**What needs to be done:** Leave out the pictures and repeat every record exactly.

**Extracted information:**
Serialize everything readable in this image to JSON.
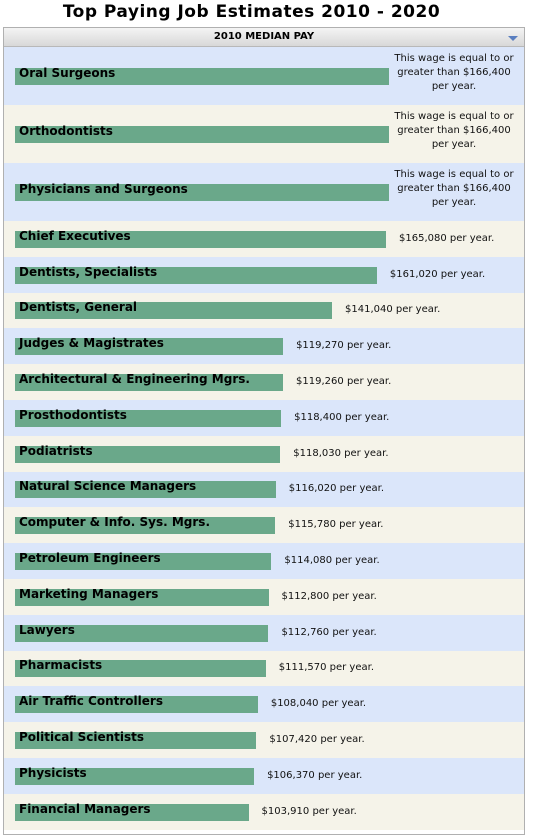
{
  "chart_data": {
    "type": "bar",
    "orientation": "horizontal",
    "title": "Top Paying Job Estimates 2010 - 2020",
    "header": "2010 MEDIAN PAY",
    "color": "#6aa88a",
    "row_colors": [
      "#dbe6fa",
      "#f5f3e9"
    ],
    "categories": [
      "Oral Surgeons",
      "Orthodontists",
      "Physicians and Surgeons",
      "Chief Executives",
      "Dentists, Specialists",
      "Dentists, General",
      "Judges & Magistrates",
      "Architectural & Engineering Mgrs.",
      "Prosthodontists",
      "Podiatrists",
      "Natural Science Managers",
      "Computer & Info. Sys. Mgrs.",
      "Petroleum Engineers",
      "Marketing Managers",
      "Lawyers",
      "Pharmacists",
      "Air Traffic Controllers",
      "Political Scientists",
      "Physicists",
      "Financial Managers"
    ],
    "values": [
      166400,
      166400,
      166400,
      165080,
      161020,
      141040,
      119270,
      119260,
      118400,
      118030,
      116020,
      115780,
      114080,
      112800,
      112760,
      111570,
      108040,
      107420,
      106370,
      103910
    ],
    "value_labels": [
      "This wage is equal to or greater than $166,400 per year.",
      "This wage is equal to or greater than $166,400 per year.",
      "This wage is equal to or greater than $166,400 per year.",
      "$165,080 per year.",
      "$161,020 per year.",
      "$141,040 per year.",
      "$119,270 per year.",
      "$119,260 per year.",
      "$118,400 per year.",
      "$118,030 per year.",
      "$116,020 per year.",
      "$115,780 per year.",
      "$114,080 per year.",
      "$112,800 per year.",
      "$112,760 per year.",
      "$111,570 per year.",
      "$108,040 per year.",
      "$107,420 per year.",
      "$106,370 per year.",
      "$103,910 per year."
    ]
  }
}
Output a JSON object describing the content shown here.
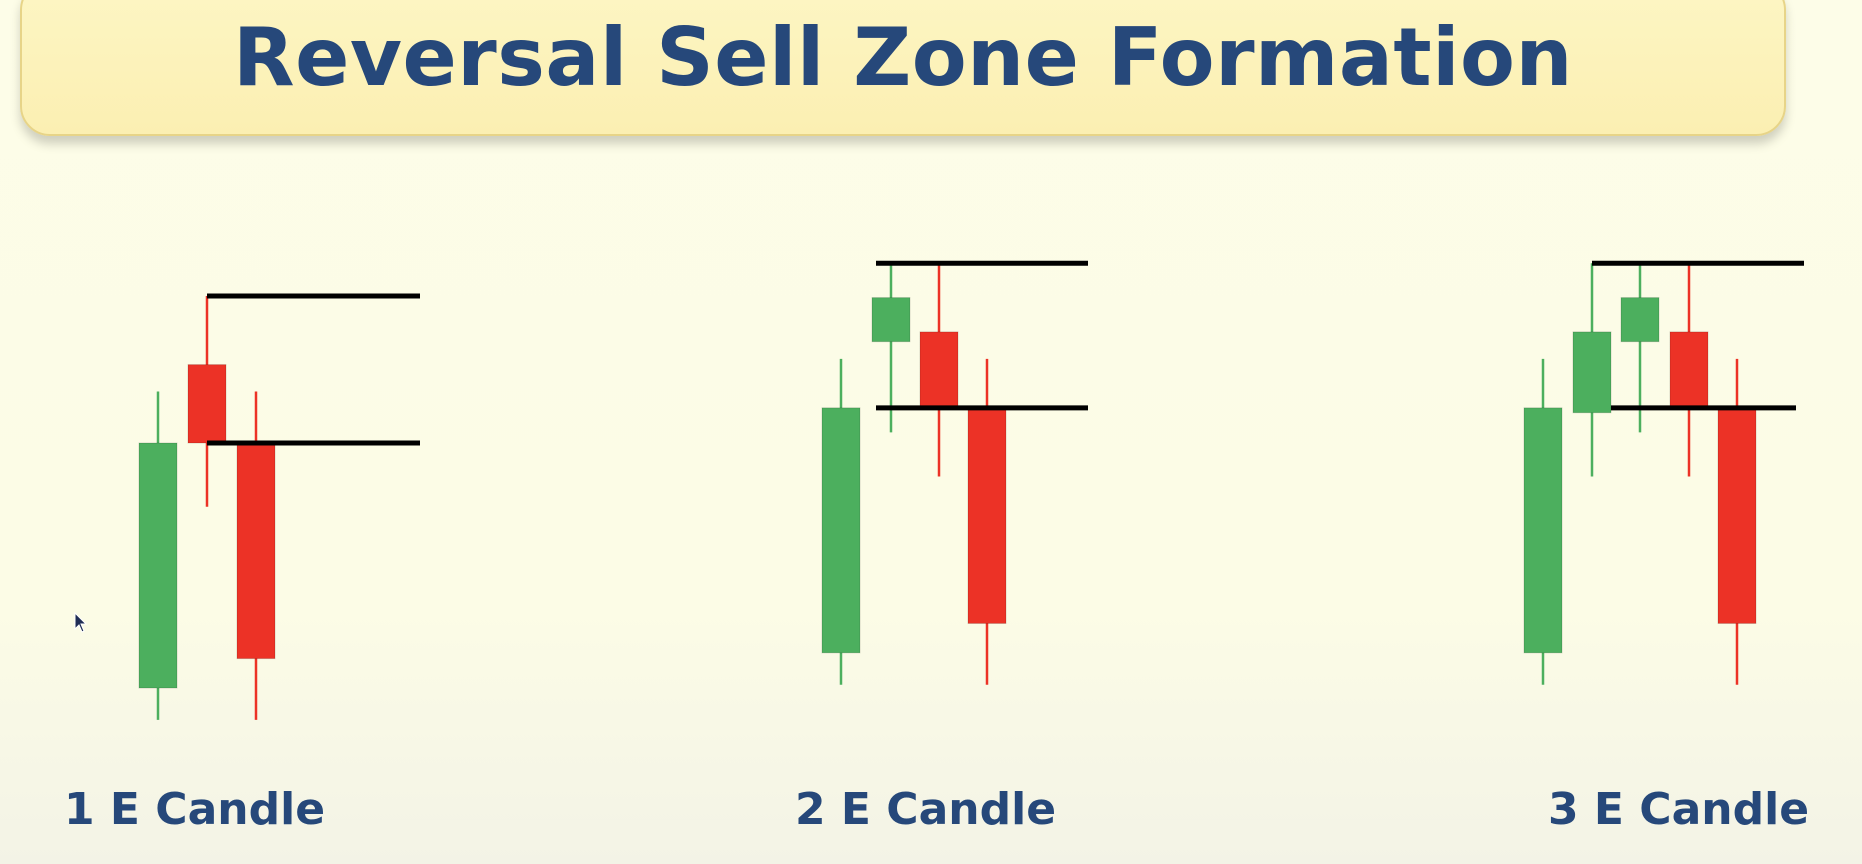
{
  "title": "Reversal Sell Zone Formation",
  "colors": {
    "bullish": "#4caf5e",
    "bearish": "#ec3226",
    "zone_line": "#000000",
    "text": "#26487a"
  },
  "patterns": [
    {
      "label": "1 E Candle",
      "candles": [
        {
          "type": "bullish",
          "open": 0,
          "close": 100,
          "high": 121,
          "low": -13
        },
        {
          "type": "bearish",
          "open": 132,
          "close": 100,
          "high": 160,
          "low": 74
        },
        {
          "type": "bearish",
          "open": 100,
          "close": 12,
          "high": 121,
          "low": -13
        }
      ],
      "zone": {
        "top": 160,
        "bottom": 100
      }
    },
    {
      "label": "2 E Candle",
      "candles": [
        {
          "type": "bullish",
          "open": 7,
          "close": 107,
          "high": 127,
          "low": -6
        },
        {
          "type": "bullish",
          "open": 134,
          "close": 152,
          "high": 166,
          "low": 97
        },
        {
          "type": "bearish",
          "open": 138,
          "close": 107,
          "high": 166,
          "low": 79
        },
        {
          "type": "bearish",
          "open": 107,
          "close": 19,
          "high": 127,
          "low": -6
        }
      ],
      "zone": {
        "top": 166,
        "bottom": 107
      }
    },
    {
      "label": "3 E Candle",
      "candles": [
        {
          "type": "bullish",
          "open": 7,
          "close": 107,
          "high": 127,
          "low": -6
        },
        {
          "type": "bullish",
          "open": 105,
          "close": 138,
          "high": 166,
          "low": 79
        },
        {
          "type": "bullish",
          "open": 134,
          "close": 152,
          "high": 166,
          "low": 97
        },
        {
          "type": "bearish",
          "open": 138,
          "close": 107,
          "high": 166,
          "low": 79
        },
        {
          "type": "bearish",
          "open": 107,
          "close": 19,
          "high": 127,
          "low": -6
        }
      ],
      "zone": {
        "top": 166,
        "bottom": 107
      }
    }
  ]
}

**Expected answer:**
Serialize everything readable in this image to JSON.
{
  "chart_data": {
    "type": "bar",
    "orientation": "horizontal",
    "title": "Top Paying Job Estimates 2010 - 2020",
    "header": "2010 MEDIAN PAY",
    "color": "#6aa88a",
    "row_colors": [
      "#dbe6fa",
      "#f5f3e9"
    ],
    "categories": [
      "Oral Surgeons",
      "Orthodontists",
      "Physicians and Surgeons",
      "Chief Executives",
      "Dentists, Specialists",
      "Dentists, General",
      "Judges & Magistrates",
      "Architectural & Engineering Mgrs.",
      "Prosthodontists",
      "Podiatrists",
      "Natural Science Managers",
      "Computer & Info. Sys. Mgrs.",
      "Petroleum Engineers",
      "Marketing Managers",
      "Lawyers",
      "Pharmacists",
      "Air Traffic Controllers",
      "Political Scientists",
      "Physicists",
      "Financial Managers"
    ],
    "values": [
      166400,
      166400,
      166400,
      165080,
      161020,
      141040,
      119270,
      119260,
      118400,
      118030,
      116020,
      115780,
      114080,
      112800,
      112760,
      111570,
      108040,
      107420,
      106370,
      103910
    ],
    "value_labels": [
      "This wage is equal to or greater than $166,400 per year.",
      "This wage is equal to or greater than $166,400 per year.",
      "This wage is equal to or greater than $166,400 per year.",
      "$165,080 per year.",
      "$161,020 per year.",
      "$141,040 per year.",
      "$119,270 per year.",
      "$119,260 per year.",
      "$118,400 per year.",
      "$118,030 per year.",
      "$116,020 per year.",
      "$115,780 per year.",
      "$114,080 per year.",
      "$112,800 per year.",
      "$112,760 per year.",
      "$111,570 per year.",
      "$108,040 per year.",
      "$107,420 per year.",
      "$106,370 per year.",
      "$103,910 per year."
    ]
  }
}
Output a JSON object describing the content shown here.
{
  "title": "Reversal Sell Zone Formation",
  "colors": {
    "bullish": "#4caf5e",
    "bearish": "#ec3226",
    "zone_line": "#000000",
    "text": "#26487a"
  },
  "patterns": [
    {
      "label": "1 E Candle",
      "candles": [
        {
          "type": "bullish",
          "open": 0,
          "close": 100,
          "high": 121,
          "low": -13
        },
        {
          "type": "bearish",
          "open": 132,
          "close": 100,
          "high": 160,
          "low": 74
        },
        {
          "type": "bearish",
          "open": 100,
          "close": 12,
          "high": 121,
          "low": -13
        }
      ],
      "zone": {
        "top": 160,
        "bottom": 100
      }
    },
    {
      "label": "2 E Candle",
      "candles": [
        {
          "type": "bullish",
          "open": 7,
          "close": 107,
          "high": 127,
          "low": -6
        },
        {
          "type": "bullish",
          "open": 134,
          "close": 152,
          "high": 166,
          "low": 97
        },
        {
          "type": "bearish",
          "open": 138,
          "close": 107,
          "high": 166,
          "low": 79
        },
        {
          "type": "bearish",
          "open": 107,
          "close": 19,
          "high": 127,
          "low": -6
        }
      ],
      "zone": {
        "top": 166,
        "bottom": 107
      }
    },
    {
      "label": "3 E Candle",
      "candles": [
        {
          "type": "bullish",
          "open": 7,
          "close": 107,
          "high": 127,
          "low": -6
        },
        {
          "type": "bullish",
          "open": 105,
          "close": 138,
          "high": 166,
          "low": 79
        },
        {
          "type": "bullish",
          "open": 134,
          "close": 152,
          "high": 166,
          "low": 97
        },
        {
          "type": "bearish",
          "open": 138,
          "close": 107,
          "high": 166,
          "low": 79
        },
        {
          "type": "bearish",
          "open": 107,
          "close": 19,
          "high": 127,
          "low": -6
        }
      ],
      "zone": {
        "top": 166,
        "bottom": 107
      }
    }
  ]
}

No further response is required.